* Items:
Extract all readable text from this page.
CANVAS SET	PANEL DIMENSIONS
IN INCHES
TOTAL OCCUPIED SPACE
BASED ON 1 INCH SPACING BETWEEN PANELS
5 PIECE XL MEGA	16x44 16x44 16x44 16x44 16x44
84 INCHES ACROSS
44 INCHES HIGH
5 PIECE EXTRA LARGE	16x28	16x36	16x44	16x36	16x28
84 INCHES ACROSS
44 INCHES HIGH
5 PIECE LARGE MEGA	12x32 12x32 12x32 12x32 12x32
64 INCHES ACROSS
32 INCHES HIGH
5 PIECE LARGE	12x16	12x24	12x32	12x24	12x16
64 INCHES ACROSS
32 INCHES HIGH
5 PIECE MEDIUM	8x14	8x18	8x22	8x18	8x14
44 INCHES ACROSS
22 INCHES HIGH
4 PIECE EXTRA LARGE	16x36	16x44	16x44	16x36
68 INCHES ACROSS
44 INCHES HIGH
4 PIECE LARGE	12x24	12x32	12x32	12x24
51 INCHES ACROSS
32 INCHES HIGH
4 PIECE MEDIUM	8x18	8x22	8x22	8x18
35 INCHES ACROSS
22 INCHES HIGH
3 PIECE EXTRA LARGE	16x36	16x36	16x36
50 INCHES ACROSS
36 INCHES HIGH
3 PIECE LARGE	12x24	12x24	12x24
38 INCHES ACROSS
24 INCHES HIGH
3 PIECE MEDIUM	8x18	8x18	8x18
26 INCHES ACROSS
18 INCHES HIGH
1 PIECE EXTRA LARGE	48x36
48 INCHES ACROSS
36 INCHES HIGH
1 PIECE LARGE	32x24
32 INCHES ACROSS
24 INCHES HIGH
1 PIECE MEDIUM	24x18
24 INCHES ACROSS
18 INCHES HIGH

* What to produce: Please reproduce the entire listing, exactly as shown.

* Full solution:
Extract all readable text from this page.
CANVAS SET	PANEL DIMENSIONS
IN INCHES
TOTAL OCCUPIED SPACE
BASED ON 1 INCH SPACING BETWEEN PANELS
5 PIECE XL MEGA	16x44 16x44 16x44 16x44 16x44
84 INCHES ACROSS
44 INCHES HIGH
5 PIECE EXTRA LARGE	16x28	16x36	16x44	16x36	16x28
84 INCHES ACROSS
44 INCHES HIGH
5 PIECE LARGE MEGA	12x32 12x32 12x32 12x32 12x32
64 INCHES ACROSS
32 INCHES HIGH
5 PIECE LARGE	12x16	12x24	12x32	12x24	12x16
64 INCHES ACROSS
32 INCHES HIGH
5 PIECE MEDIUM	8x14	8x18	8x22	8x18	8x14
44 INCHES ACROSS
22 INCHES HIGH
4 PIECE EXTRA LARGE	16x36	16x44	16x44	16x36
68 INCHES ACROSS
44 INCHES HIGH
4 PIECE LARGE	12x24	12x32	12x32	12x24
51 INCHES ACROSS
32 INCHES HIGH
4 PIECE MEDIUM	8x18	8x22	8x22	8x18
35 INCHES ACROSS
22 INCHES HIGH
3 PIECE EXTRA LARGE	16x36	16x36	16x36
50 INCHES ACROSS
36 INCHES HIGH
3 PIECE LARGE	12x24	12x24	12x24
38 INCHES ACROSS
24 INCHES HIGH
3 PIECE MEDIUM	8x18	8x18	8x18
26 INCHES ACROSS
18 INCHES HIGH
1 PIECE EXTRA LARGE	48x36
48 INCHES ACROSS
36 INCHES HIGH
1 PIECE LARGE	32x24
32 INCHES ACROSS
24 INCHES HIGH
1 PIECE MEDIUM	24x18
24 INCHES ACROSS
18 INCHES HIGH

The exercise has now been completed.